— start Material supplied —
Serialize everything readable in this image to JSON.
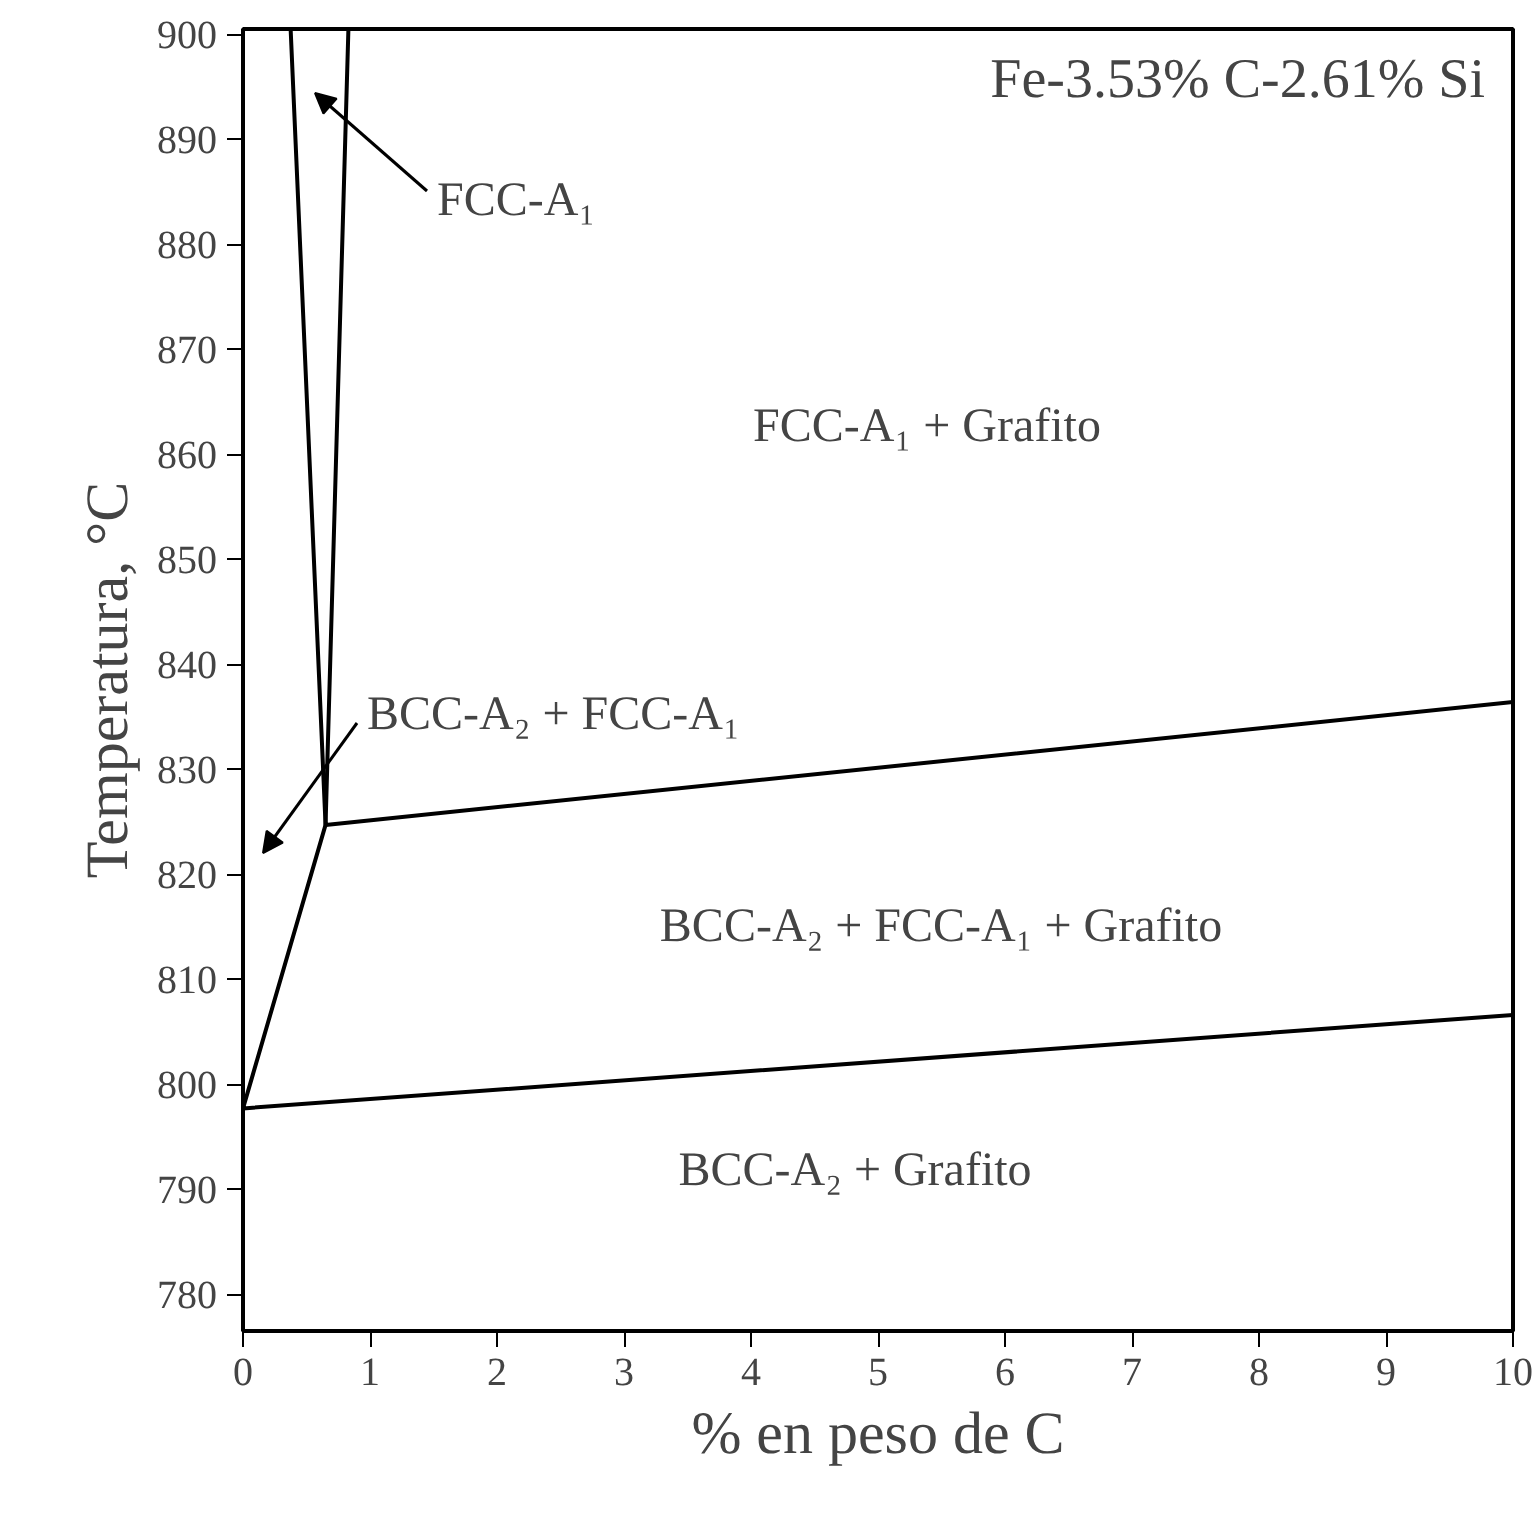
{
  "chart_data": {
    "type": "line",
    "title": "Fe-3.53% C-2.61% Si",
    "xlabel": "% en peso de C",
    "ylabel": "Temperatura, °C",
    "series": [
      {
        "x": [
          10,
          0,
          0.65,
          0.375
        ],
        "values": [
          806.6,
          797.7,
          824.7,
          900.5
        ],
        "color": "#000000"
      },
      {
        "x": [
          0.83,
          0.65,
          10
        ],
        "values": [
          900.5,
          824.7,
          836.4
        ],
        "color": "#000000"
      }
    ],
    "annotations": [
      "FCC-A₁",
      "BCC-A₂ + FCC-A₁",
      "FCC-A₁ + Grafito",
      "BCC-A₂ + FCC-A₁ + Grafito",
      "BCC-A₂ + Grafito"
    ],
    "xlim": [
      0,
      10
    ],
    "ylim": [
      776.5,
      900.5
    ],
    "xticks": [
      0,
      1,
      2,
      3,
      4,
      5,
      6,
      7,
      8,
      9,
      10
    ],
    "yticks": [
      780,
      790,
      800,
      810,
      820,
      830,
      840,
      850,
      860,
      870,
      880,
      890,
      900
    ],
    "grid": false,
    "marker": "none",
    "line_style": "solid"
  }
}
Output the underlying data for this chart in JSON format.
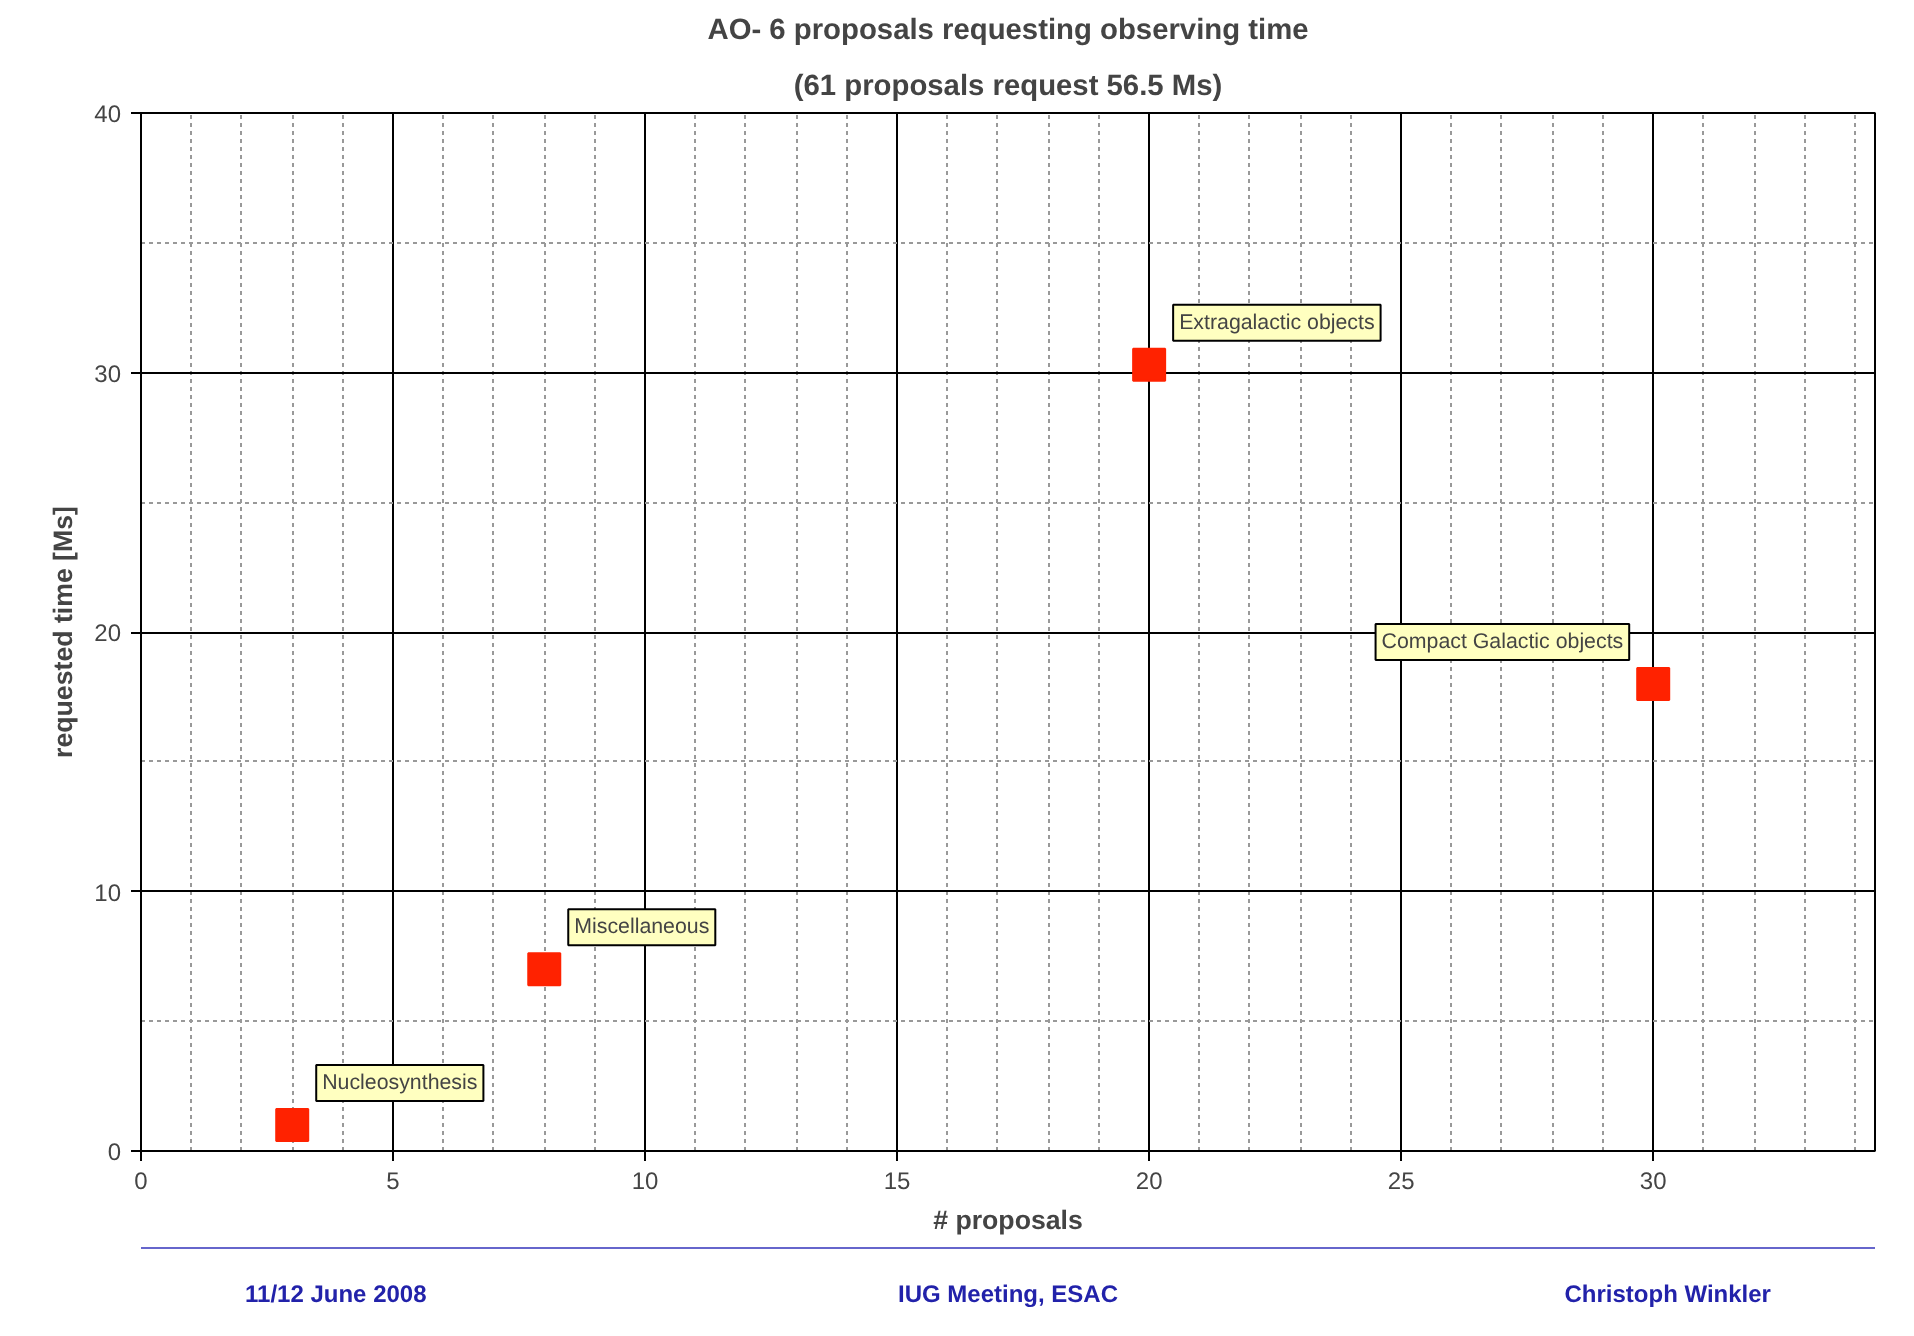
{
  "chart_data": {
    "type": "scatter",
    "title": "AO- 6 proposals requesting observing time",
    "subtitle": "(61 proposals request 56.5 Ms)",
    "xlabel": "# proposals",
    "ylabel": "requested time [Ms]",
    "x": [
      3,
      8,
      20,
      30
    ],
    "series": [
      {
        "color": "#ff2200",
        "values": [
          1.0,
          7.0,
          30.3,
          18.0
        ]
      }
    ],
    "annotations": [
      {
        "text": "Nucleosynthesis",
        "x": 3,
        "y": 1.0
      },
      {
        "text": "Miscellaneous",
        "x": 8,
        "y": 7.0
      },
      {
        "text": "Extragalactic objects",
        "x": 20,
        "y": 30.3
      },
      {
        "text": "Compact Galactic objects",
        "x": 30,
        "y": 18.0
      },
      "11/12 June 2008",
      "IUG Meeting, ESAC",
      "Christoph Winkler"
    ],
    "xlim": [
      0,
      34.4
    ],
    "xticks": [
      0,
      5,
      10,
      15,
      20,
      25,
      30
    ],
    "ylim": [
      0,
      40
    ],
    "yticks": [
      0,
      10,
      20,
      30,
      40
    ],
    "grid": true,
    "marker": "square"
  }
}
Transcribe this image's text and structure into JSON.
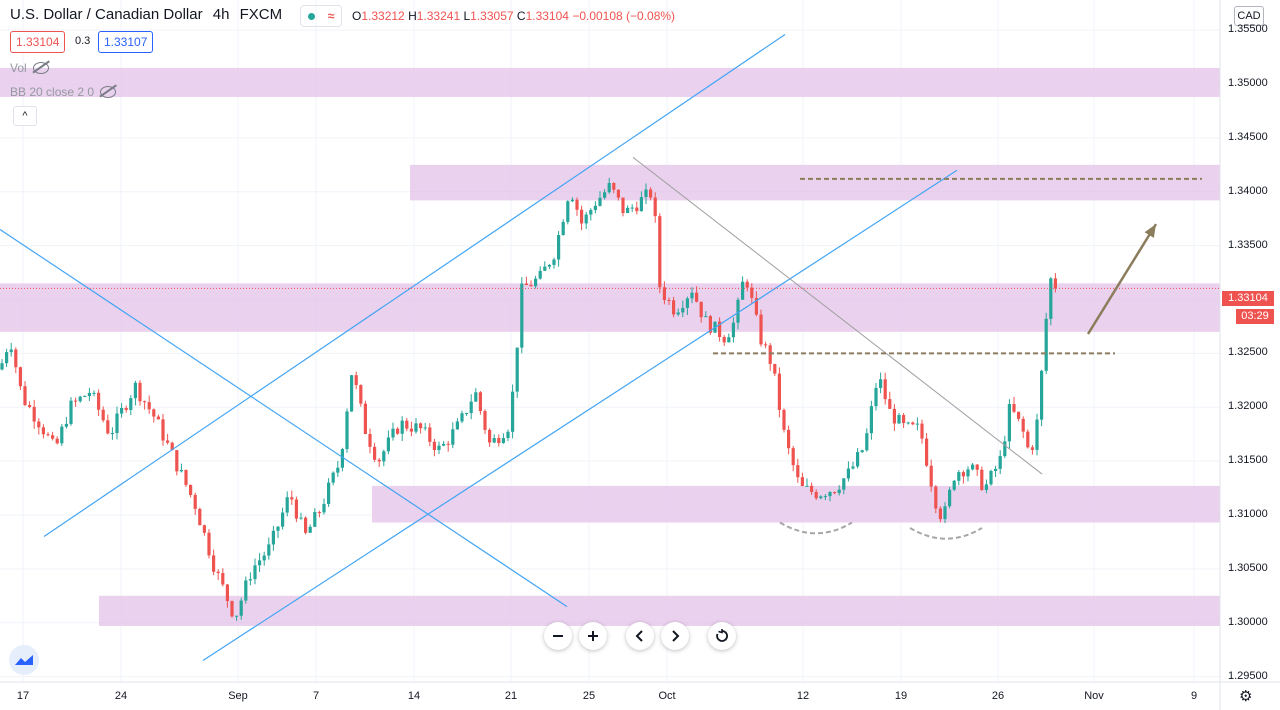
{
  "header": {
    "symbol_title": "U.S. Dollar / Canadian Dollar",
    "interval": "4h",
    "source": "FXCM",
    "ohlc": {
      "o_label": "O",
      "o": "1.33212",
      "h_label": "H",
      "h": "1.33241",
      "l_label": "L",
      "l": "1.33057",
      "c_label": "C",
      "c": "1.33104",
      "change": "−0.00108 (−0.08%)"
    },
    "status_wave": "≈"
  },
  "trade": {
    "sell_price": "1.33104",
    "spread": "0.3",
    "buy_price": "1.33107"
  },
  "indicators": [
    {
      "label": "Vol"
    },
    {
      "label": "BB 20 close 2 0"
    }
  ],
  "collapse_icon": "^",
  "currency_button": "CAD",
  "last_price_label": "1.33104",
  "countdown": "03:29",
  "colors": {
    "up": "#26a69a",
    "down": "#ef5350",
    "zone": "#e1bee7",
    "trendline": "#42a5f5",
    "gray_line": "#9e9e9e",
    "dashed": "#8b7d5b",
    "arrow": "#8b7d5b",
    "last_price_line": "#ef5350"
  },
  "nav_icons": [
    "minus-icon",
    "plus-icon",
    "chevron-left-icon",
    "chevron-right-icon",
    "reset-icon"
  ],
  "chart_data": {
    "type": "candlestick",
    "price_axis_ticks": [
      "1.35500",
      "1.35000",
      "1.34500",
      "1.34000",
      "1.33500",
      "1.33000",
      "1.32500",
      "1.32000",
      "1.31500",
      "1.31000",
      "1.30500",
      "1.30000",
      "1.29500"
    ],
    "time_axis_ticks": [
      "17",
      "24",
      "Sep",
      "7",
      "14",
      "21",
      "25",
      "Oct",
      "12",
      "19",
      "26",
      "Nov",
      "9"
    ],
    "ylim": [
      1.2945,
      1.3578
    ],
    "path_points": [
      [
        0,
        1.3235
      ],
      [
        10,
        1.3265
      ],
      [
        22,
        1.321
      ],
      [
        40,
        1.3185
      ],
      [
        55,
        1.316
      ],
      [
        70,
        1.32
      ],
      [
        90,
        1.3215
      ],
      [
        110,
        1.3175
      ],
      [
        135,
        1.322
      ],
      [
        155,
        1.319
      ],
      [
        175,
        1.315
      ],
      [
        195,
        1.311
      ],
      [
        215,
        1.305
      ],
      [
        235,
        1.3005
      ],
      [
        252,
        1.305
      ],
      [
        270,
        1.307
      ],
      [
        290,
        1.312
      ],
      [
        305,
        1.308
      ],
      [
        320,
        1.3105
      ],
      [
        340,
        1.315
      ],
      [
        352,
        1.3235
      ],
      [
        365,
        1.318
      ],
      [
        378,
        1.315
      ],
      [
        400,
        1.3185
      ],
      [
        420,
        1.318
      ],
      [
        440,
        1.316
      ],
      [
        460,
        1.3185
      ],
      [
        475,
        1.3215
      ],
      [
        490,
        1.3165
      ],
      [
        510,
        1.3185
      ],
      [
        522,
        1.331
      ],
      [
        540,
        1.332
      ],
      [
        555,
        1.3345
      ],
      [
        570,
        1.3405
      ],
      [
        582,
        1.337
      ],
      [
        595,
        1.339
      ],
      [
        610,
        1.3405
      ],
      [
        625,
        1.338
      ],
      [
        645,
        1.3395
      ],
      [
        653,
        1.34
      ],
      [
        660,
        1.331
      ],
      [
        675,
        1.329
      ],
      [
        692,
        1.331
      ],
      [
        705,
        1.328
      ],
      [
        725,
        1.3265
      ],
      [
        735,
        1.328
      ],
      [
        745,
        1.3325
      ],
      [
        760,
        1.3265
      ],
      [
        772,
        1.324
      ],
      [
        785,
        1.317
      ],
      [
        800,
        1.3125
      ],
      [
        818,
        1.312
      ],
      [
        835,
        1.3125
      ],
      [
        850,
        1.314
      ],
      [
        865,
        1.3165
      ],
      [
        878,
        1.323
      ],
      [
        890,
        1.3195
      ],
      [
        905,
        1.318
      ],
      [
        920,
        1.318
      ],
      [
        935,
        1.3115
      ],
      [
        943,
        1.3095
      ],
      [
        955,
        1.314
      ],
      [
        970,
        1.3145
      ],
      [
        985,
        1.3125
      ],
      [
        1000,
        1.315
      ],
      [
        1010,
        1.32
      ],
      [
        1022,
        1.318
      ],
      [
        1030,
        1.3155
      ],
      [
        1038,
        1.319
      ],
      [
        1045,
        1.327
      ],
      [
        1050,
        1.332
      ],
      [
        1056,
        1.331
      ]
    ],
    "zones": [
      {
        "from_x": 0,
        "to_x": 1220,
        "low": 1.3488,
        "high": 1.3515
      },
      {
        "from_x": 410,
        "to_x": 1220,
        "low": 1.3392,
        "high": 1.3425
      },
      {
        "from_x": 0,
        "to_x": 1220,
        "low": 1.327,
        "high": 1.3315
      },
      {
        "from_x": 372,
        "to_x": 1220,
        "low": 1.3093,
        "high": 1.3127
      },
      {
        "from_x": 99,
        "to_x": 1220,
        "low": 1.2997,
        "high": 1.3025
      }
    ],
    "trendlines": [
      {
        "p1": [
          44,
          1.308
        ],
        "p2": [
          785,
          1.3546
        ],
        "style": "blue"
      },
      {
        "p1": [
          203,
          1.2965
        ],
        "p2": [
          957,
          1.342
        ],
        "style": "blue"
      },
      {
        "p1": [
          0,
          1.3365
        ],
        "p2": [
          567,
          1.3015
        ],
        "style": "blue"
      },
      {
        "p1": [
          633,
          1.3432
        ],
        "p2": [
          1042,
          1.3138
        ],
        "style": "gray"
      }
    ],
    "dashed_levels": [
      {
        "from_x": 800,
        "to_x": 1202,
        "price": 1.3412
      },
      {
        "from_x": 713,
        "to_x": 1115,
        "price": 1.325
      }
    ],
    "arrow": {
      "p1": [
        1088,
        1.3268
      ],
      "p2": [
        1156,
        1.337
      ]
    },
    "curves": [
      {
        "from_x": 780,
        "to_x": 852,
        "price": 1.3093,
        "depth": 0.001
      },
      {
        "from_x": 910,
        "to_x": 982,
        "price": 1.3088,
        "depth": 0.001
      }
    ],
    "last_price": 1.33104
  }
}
— end Material supplied —
Copy each line holding the word "text" from the listing above.

        "text": "Nucleosynthesis",
        "text": "Miscellaneous",
        "text": "Extragalactic objects",
        "text": "Compact Galactic objects",
Transcribe this image's text and structure into JSON.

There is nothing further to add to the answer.